**TASK BRIEF**.
Filter the listing below, copying every line in which the word "plików" appears.

(Dataset records)

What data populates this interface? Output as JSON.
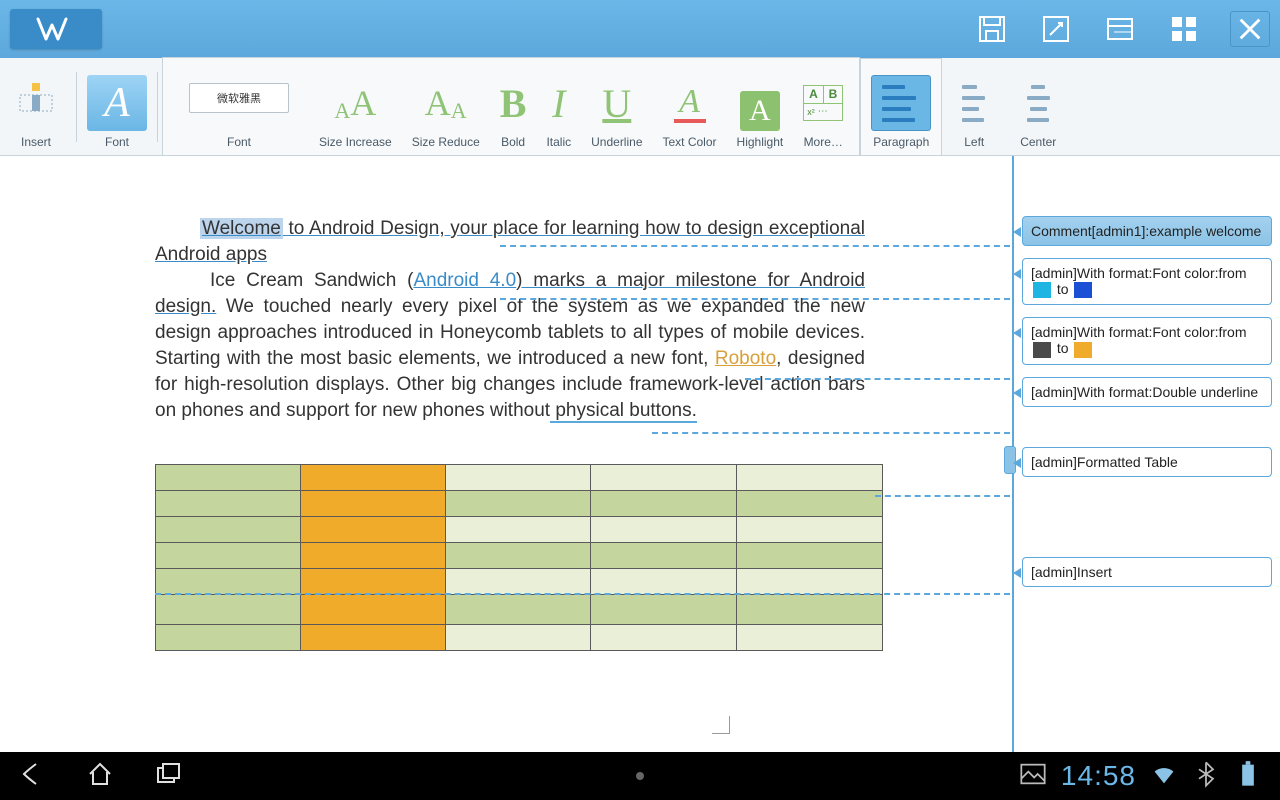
{
  "titlebar": {
    "app": "W"
  },
  "ribbon": {
    "insert": "Insert",
    "font_tab": "Font",
    "font_section": "Font",
    "font_name": "微软雅黑",
    "size_increase": "Size Increase",
    "size_reduce": "Size Reduce",
    "bold": "Bold",
    "italic": "Italic",
    "underline": "Underline",
    "text_color": "Text Color",
    "highlight": "Highlight",
    "more": "More…",
    "paragraph": "Paragraph",
    "left": "Left",
    "center": "Center"
  },
  "doc": {
    "p1_welcome": "Welcome",
    "p1_to": " to ",
    "p1_ad": "Android Design",
    "p1_rest": ", your place for learning how to design exceptional Android apps",
    "p2_a": "Ice Cream Sandwich (",
    "p2_link": "Android 4.0",
    "p2_b": ") marks a major milestone for Android design.",
    "p2_c": " We touched nearly every pixel of the system as we expanded the new design approaches introduced in Honeycomb tablets to all types of mobile devices. Starting with the most basic elements, we introduced a new font, ",
    "p2_roboto": "Roboto",
    "p2_d": ", designed for high-resolution displays. Other big changes include framework-level action bars on phones and support for new phones without",
    "p2_phys": " physical buttons."
  },
  "comments": [
    {
      "text": "Comment[admin1]:example welcome",
      "type": "comment"
    },
    {
      "text": "[admin]With format:Font color:from",
      "type": "format",
      "from": "#1fb5e3",
      "to": "#1a4fd6",
      "suffix": " to "
    },
    {
      "text": "[admin]With format:Font color:from",
      "type": "format",
      "from": "#4a4a4a",
      "to": "#f0ab2a",
      "suffix": " to "
    },
    {
      "text": "[admin]With format:Double underline",
      "type": "plain"
    },
    {
      "text": "[admin]Formatted Table",
      "type": "plain"
    },
    {
      "text": "[admin]Insert",
      "type": "plain"
    }
  ],
  "statusbar": {
    "time": "14:58"
  }
}
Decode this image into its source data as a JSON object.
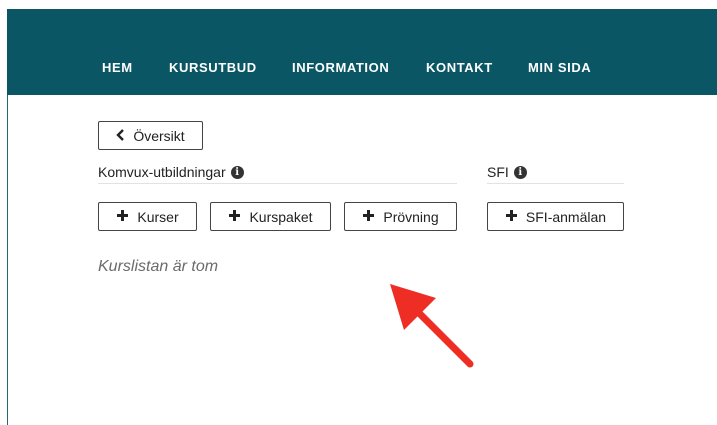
{
  "nav": {
    "items": [
      {
        "label": "HEM"
      },
      {
        "label": "KURSUTBUD"
      },
      {
        "label": "INFORMATION"
      },
      {
        "label": "KONTAKT"
      },
      {
        "label": "MIN SIDA"
      }
    ]
  },
  "overview_button": {
    "label": "Översikt",
    "icon": "chevron-left-icon"
  },
  "komvux": {
    "heading": "Komvux-utbildningar",
    "buttons": [
      {
        "label": "Kurser",
        "icon": "plus-icon"
      },
      {
        "label": "Kurspaket",
        "icon": "plus-icon"
      },
      {
        "label": "Prövning",
        "icon": "plus-icon"
      }
    ]
  },
  "sfi": {
    "heading": "SFI",
    "buttons": [
      {
        "label": "SFI-anmälan",
        "icon": "plus-icon"
      }
    ]
  },
  "empty_message": "Kurslistan är tom",
  "colors": {
    "header": "#0b5665",
    "annotation_arrow": "#ee2e24"
  }
}
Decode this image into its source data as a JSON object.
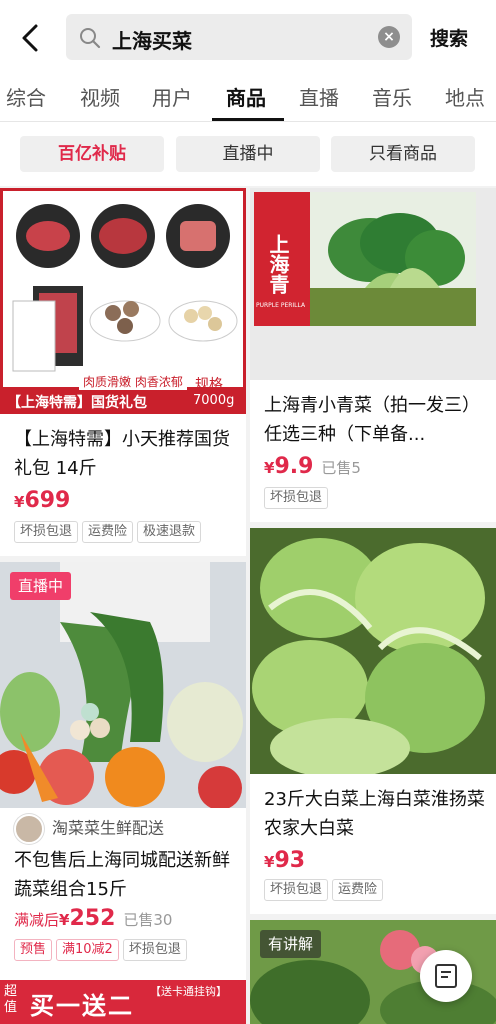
{
  "search": {
    "query": "上海买菜",
    "button_label": "搜索"
  },
  "tabs": [
    {
      "label": "综合"
    },
    {
      "label": "视频"
    },
    {
      "label": "用户"
    },
    {
      "label": "商品"
    },
    {
      "label": "直播"
    },
    {
      "label": "音乐"
    },
    {
      "label": "地点"
    }
  ],
  "active_tab": "商品",
  "filters": [
    {
      "label": "百亿补贴"
    },
    {
      "label": "直播中"
    },
    {
      "label": "只看商品"
    }
  ],
  "products": [
    {
      "image_overlay_1": "肉质滑嫩 肉香浓郁",
      "image_overlay_2": "规格",
      "image_overlay_3": "7000g",
      "image_overlay_4": "【上海特需】国货礼包",
      "title": "【上海特需】小天推荐国货礼包 14斤",
      "price_symbol": "¥",
      "price": "699",
      "tags": [
        "坏损包退",
        "运费险",
        "极速退款"
      ]
    },
    {
      "image_overlay_1": "上海青",
      "image_overlay_2": "PURPLE PERILLA",
      "title": "上海青小青菜（拍一发三）任选三种（下单备...",
      "price_symbol": "¥",
      "price": "9.9",
      "sold": "已售5",
      "tags": [
        "坏损包退"
      ]
    },
    {
      "badge": "直播中",
      "shop_name": "淘菜菜生鲜配送",
      "title": "不包售后上海同城配送新鲜蔬菜组合15斤",
      "price_prefix": "满减后",
      "price_symbol": "¥",
      "price": "252",
      "sold": "已售30",
      "tags": [
        "预售",
        "满10减2",
        "坏损包退"
      ]
    },
    {
      "title": "23斤大白菜上海白菜淮扬菜农家大白菜",
      "price_symbol": "¥",
      "price": "93",
      "tags": [
        "坏损包退",
        "运费险"
      ]
    },
    {
      "badge": "有讲解"
    }
  ],
  "promo": {
    "left": "超值",
    "main": "买一送二",
    "right": "【送卡通挂钩】"
  },
  "colors": {
    "accent": "#e0294a",
    "live": "#f03e6a"
  }
}
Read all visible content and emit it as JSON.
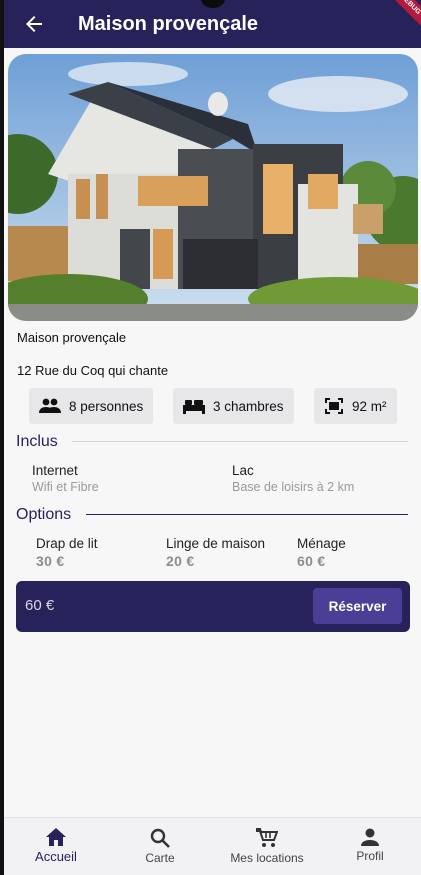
{
  "appbar": {
    "title": "Maison provençale",
    "back_icon": "arrow-back-icon",
    "ribbon": "DEBUG"
  },
  "listing": {
    "name": "Maison provençale",
    "address": "12 Rue du Coq qui chante",
    "features": [
      {
        "icon": "people-icon",
        "label": "8 personnes"
      },
      {
        "icon": "bed-icon",
        "label": "3 chambres"
      },
      {
        "icon": "area-icon",
        "label": "92 m²"
      }
    ]
  },
  "included": {
    "heading": "Inclus",
    "items": [
      {
        "title": "Internet",
        "subtitle": "Wifi et Fibre"
      },
      {
        "title": "Lac",
        "subtitle": "Base de loisirs à 2 km"
      }
    ]
  },
  "options": {
    "heading": "Options",
    "items": [
      {
        "title": "Drap de lit",
        "price": "30 €"
      },
      {
        "title": "Linge de maison",
        "price": "20 €"
      },
      {
        "title": "Ménage",
        "price": "60 €"
      }
    ]
  },
  "booking": {
    "total": "60 €",
    "reserve_label": "Réserver"
  },
  "nav": {
    "items": [
      {
        "icon": "home-icon",
        "label": "Accueil",
        "active": true
      },
      {
        "icon": "search-icon",
        "label": "Carte",
        "active": false
      },
      {
        "icon": "cart-icon",
        "label": "Mes locations",
        "active": false
      },
      {
        "icon": "person-icon",
        "label": "Profil",
        "active": false
      }
    ]
  },
  "colors": {
    "primary": "#27225a",
    "button": "#4a3e96",
    "background": "#f7f7f8",
    "chip": "#e7e7e9"
  }
}
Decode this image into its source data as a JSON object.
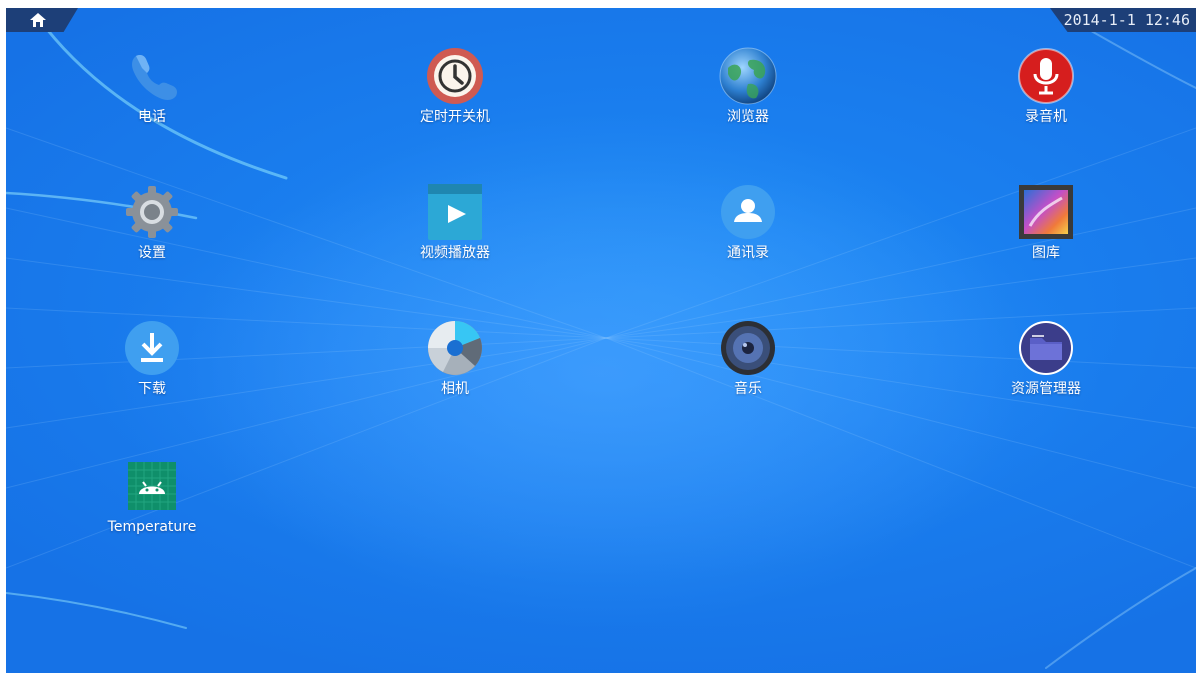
{
  "status_bar": {
    "home_icon": "home-icon",
    "datetime": "2014-1-1 12:46"
  },
  "colors": {
    "wallpaper": "#1a80f0",
    "status_tab": "#1d3f78",
    "label": "#ffffff"
  },
  "apps": [
    {
      "label": "电话",
      "icon": "phone-icon"
    },
    {
      "label": "定时开关机",
      "icon": "clock-icon"
    },
    {
      "label": "浏览器",
      "icon": "globe-icon"
    },
    {
      "label": "录音机",
      "icon": "microphone-icon"
    },
    {
      "label": "设置",
      "icon": "gear-icon"
    },
    {
      "label": "视频播放器",
      "icon": "video-player-icon"
    },
    {
      "label": "通讯录",
      "icon": "contacts-icon"
    },
    {
      "label": "图库",
      "icon": "gallery-icon"
    },
    {
      "label": "下载",
      "icon": "download-icon"
    },
    {
      "label": "相机",
      "icon": "camera-aperture-icon"
    },
    {
      "label": "音乐",
      "icon": "speaker-icon"
    },
    {
      "label": "资源管理器",
      "icon": "folder-icon"
    },
    {
      "label": "Temperature",
      "icon": "android-icon"
    }
  ]
}
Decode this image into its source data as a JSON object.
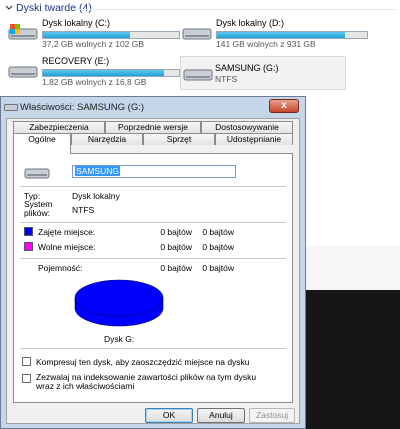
{
  "explorer": {
    "section_title": "Dyski twarde (4)",
    "drives": [
      {
        "name": "Dysk lokalny (C:)",
        "info": "37,2 GB wolnych z 102 GB",
        "used_fraction": 0.64
      },
      {
        "name": "Dysk lokalny (D:)",
        "info": "141 GB wolnych z 931 GB",
        "used_fraction": 0.85
      },
      {
        "name": "RECOVERY (E:)",
        "info": "1,82 GB wolnych z 16,8 GB",
        "used_fraction": 0.89
      },
      {
        "name": "SAMSUNG (G:)",
        "info": "NTFS"
      }
    ]
  },
  "dialog": {
    "title": "Właściwości: SAMSUNG (G:)",
    "close_label": "x",
    "tabs_back": [
      "Zabezpieczenia",
      "Poprzednie wersje",
      "Dostosowywanie"
    ],
    "tabs_front": [
      "Ogólne",
      "Narzędzia",
      "Sprzęt",
      "Udostępnianie"
    ],
    "volume_name": "SAMSUNG",
    "type_label": "Typ:",
    "type_value": "Dysk lokalny",
    "fs_label": "System plików:",
    "fs_label_line1": "System",
    "fs_label_line2": "plików:",
    "fs_value": "NTFS",
    "used_label": "Zajęte miejsce:",
    "used_bytes": "0 bajtów",
    "used_size": "0 bajtów",
    "free_label": "Wolne miejsce:",
    "free_bytes": "0 bajtów",
    "free_size": "0 bajtów",
    "capacity_label": "Pojemność:",
    "capacity_bytes": "0 bajtów",
    "capacity_size": "0 bajtów",
    "disk_caption": "Dysk G:",
    "compress_label": "Kompresuj ten dysk, aby zaoszczędzić miejsce na dysku",
    "index_label_line1": "Zezwalaj na indeksowanie zawartości plików na tym dysku",
    "index_label_line2": "wraz z ich właściwościami",
    "ok_label": "OK",
    "cancel_label": "Anuluj",
    "apply_label": "Zastosuj",
    "colors": {
      "used": "#0000ff",
      "free": "#ff00ff",
      "pie": "#0000ff"
    }
  }
}
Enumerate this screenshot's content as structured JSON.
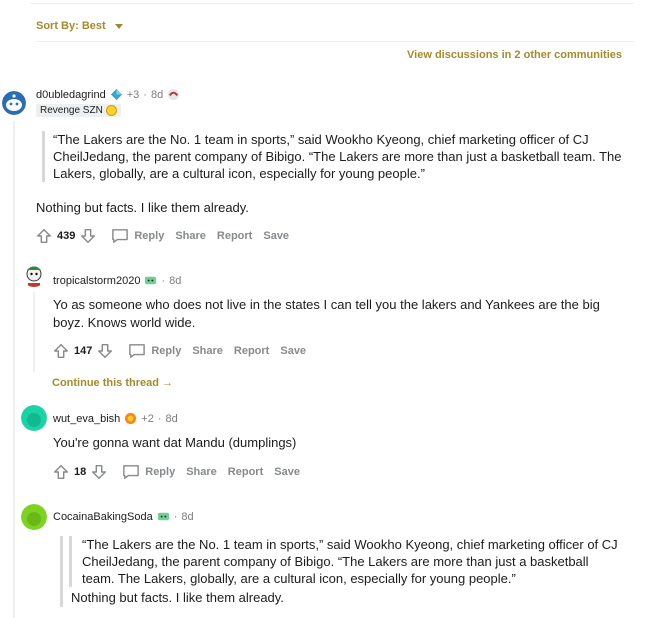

**ANSWER TO THE EXERCISE**.
    "fs_label": "System plików:",
    "fs_label_line2": "plików:",
    "index_label_line1": "Zezwalaj na indeksowanie zawartości plików na tym dysku",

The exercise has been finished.